* Description of the task *
Pull out every line with the word "text" from the entries below.

* begin *

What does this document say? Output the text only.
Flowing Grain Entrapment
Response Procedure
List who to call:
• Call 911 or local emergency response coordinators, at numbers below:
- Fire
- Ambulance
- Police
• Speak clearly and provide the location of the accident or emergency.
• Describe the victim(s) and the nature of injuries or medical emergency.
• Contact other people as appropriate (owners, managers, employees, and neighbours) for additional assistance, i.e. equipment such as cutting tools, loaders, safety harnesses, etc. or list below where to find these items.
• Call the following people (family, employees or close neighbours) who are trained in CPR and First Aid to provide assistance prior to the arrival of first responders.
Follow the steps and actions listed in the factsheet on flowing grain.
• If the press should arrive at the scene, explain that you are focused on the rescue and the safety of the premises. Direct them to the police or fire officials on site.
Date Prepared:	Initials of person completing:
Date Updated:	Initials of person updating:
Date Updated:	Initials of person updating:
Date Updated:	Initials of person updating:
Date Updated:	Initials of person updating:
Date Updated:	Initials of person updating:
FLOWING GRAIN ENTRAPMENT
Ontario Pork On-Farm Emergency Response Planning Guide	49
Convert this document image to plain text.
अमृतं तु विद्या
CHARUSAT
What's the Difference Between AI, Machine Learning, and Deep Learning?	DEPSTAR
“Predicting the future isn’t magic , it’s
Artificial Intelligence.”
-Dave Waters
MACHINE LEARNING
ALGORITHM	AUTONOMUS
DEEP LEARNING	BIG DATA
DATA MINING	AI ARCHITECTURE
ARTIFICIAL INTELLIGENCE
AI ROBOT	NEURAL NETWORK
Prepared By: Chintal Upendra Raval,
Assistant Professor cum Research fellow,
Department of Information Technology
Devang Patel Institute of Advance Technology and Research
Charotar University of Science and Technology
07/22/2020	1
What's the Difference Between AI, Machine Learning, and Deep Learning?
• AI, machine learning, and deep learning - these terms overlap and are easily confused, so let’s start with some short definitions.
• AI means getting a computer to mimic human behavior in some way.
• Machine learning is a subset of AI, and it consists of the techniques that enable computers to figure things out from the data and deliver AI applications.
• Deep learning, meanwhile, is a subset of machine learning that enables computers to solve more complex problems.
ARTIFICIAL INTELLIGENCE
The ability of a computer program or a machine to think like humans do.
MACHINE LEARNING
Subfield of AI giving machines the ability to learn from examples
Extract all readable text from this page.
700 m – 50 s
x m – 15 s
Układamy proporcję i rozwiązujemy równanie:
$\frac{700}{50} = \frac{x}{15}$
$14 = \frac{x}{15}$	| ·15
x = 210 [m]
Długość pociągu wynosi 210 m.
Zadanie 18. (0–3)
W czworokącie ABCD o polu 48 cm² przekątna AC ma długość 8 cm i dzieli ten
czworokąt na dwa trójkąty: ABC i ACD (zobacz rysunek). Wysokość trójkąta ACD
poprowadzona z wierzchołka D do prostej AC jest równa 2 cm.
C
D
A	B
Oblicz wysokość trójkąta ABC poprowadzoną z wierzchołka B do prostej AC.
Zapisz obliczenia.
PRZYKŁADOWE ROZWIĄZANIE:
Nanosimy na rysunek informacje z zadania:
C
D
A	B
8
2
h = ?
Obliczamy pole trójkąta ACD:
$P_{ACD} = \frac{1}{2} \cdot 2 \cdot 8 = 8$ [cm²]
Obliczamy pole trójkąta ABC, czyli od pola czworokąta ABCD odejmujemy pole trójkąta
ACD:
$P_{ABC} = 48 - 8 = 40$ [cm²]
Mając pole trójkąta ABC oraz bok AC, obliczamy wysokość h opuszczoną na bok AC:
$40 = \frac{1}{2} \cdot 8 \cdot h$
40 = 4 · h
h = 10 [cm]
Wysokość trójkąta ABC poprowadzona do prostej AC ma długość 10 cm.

* end *

* Answer to the problem *
What does this document say? Output the text only.
Convert this document image to plain text.
Extract all readable text from this page.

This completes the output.